WORK TO DO - Say how many lines hold the string "name"; please write nothing but the number.

Data records:
***

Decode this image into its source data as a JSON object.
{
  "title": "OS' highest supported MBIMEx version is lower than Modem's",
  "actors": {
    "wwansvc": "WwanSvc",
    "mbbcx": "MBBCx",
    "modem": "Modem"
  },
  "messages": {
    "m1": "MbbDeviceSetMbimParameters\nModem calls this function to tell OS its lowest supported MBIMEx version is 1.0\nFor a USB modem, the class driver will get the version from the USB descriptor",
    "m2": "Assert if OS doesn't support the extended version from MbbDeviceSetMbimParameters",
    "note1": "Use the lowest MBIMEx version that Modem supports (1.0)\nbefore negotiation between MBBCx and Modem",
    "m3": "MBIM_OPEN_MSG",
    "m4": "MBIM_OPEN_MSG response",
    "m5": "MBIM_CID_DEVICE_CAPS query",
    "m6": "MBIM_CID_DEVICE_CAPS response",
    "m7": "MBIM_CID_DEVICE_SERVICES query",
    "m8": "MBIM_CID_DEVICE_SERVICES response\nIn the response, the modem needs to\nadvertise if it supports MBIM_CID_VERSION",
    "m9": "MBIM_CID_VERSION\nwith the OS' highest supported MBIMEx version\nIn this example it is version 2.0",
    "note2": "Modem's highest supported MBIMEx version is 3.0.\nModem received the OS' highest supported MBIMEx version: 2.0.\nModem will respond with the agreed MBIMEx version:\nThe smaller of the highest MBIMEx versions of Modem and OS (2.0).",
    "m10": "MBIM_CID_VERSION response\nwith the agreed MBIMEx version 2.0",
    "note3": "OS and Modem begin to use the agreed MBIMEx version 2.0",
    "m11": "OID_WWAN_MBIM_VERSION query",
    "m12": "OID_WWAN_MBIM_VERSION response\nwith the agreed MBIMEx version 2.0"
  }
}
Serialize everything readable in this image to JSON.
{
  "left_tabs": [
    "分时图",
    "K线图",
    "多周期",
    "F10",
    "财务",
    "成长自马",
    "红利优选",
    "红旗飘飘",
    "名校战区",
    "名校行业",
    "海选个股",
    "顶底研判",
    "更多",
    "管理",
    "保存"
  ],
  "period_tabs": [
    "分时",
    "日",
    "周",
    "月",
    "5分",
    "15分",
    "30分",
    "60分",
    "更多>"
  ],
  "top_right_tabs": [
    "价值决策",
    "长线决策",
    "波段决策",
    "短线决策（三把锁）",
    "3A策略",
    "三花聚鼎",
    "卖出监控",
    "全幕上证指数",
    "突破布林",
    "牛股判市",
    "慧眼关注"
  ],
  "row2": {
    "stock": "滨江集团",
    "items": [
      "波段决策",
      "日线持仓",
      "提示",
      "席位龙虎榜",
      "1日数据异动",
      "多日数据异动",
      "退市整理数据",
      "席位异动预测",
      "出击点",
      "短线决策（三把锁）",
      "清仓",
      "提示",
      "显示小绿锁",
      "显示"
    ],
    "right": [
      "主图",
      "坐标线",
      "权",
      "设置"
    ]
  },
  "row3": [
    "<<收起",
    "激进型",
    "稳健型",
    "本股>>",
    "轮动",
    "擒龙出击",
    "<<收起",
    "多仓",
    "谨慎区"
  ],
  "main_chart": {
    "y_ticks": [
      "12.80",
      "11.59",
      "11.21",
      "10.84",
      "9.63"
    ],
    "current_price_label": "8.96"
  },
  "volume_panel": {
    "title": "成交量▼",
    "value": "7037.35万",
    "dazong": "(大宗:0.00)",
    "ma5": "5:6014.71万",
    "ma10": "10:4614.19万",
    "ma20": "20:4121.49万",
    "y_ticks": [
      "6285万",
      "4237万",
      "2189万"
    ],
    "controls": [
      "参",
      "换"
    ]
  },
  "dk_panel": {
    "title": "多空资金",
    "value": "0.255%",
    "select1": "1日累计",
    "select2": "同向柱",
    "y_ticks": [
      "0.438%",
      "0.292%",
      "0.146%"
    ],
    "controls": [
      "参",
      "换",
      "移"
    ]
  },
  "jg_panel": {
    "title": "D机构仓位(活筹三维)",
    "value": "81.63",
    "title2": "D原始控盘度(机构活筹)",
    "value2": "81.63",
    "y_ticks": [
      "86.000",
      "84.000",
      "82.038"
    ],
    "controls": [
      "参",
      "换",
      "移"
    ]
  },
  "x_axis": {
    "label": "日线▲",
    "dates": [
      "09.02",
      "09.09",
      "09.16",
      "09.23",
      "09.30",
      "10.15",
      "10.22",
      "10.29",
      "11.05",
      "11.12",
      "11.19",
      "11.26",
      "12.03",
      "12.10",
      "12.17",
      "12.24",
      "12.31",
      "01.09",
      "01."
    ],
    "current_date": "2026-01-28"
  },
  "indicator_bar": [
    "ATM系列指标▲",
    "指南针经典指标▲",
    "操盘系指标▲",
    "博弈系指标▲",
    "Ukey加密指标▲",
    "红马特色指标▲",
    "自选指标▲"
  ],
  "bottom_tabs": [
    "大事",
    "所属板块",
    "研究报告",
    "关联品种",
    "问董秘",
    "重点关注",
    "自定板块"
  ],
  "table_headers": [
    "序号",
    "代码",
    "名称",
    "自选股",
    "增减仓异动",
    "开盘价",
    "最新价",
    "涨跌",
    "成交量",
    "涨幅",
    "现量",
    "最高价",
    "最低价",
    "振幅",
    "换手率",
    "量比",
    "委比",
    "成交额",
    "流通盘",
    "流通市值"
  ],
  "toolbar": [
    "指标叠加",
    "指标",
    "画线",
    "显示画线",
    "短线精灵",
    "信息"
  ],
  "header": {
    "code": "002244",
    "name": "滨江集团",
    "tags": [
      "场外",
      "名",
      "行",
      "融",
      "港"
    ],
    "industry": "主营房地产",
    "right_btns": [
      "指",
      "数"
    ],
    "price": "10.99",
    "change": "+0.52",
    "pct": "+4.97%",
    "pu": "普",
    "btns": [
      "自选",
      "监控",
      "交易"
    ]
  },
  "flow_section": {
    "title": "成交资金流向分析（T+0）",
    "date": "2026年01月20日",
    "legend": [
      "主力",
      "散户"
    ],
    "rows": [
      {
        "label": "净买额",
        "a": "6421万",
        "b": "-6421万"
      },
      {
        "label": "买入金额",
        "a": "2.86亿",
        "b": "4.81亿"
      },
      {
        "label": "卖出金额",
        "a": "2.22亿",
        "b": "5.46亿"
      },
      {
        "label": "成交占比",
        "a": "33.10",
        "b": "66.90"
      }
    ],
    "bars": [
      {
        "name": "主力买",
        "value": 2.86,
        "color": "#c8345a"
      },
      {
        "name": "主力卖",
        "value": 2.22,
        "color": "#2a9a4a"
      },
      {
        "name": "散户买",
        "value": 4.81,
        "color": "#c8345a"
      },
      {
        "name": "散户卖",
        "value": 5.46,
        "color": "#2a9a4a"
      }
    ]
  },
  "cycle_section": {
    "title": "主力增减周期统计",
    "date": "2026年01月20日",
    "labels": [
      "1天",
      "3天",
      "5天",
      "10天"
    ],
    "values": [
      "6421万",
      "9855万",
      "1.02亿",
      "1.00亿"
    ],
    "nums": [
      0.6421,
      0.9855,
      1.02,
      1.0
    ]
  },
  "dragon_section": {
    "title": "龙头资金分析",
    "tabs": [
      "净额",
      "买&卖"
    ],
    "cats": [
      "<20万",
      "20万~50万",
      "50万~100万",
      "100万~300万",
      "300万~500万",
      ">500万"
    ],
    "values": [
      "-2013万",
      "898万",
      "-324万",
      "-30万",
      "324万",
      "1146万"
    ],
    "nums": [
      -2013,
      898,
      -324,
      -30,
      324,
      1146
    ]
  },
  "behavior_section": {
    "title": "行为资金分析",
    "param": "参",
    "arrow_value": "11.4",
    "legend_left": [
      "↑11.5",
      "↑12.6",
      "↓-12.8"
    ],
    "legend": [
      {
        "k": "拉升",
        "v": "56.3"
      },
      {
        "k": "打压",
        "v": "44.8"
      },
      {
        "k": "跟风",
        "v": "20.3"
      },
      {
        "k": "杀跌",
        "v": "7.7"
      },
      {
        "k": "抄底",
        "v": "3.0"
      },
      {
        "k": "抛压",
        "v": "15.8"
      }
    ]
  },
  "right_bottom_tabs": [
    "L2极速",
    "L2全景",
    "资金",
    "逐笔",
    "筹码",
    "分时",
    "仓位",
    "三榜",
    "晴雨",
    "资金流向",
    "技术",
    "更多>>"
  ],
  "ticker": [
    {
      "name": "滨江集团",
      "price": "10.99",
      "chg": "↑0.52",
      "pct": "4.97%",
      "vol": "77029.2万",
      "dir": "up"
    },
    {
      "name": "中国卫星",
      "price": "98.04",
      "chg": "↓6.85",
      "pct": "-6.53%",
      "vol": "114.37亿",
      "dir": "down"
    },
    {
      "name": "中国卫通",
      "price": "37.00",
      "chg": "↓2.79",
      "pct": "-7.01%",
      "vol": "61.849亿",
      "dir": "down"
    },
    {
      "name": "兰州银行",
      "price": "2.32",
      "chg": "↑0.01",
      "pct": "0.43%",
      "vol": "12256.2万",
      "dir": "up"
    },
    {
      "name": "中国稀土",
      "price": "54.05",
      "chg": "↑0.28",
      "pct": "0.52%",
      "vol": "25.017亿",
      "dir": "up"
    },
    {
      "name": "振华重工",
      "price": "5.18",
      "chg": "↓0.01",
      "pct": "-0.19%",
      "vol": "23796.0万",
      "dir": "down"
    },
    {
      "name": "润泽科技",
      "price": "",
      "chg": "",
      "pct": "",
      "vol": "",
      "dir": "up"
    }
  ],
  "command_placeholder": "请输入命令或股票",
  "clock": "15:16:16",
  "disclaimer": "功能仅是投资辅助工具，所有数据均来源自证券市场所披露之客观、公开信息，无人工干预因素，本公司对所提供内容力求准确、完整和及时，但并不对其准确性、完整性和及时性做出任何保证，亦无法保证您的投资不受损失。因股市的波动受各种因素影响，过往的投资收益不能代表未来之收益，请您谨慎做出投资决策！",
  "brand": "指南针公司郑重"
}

***

REPLY TO THE EXERCISE - 12